WRITTEN REQUEST
Only the number is wanted: how many lines of these entries contain the word "this"?

SUPPLIED DATA
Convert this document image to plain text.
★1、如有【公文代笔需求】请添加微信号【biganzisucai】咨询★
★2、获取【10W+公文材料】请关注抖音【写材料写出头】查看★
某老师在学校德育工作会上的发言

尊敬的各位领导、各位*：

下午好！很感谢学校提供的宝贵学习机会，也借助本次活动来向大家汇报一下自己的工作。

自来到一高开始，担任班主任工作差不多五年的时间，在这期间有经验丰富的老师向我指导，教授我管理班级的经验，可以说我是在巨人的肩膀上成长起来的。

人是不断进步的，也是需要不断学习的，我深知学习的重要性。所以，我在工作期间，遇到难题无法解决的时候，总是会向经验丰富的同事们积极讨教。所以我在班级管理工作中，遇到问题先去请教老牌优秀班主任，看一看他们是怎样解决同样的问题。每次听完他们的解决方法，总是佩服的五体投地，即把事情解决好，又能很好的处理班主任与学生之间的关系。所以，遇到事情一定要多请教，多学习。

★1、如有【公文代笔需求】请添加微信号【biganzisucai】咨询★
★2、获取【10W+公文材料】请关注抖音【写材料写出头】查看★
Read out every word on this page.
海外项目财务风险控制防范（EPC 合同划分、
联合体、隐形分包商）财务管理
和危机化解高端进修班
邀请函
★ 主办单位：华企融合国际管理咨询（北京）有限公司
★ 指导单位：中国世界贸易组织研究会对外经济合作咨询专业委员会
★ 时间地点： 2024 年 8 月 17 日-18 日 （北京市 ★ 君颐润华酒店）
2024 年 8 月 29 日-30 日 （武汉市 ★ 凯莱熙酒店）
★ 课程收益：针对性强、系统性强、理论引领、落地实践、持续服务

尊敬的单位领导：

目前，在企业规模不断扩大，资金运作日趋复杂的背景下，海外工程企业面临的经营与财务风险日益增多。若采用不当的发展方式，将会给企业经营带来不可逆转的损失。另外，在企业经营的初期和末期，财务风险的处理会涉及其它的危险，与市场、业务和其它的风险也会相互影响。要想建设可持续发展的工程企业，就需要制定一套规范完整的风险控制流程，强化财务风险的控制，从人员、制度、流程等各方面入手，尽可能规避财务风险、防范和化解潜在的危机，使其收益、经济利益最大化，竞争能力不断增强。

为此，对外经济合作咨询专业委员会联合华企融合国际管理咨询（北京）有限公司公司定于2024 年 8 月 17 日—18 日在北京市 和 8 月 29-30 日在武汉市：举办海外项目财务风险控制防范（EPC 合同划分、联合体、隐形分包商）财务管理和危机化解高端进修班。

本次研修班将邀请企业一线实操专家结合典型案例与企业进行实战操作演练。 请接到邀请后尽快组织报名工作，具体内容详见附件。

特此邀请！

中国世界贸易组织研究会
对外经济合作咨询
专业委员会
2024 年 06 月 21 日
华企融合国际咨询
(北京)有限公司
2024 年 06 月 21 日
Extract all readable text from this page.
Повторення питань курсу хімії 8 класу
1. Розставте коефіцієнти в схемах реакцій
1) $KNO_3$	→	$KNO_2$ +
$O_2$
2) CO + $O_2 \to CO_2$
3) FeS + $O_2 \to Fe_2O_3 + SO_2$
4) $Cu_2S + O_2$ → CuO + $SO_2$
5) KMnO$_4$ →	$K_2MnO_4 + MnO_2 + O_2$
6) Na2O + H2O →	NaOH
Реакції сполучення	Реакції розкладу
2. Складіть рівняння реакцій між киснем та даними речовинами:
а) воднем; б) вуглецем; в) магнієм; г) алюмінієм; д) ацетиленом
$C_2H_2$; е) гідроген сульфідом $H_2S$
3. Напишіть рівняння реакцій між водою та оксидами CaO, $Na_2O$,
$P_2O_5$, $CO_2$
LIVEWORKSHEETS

TASK ANSWER
3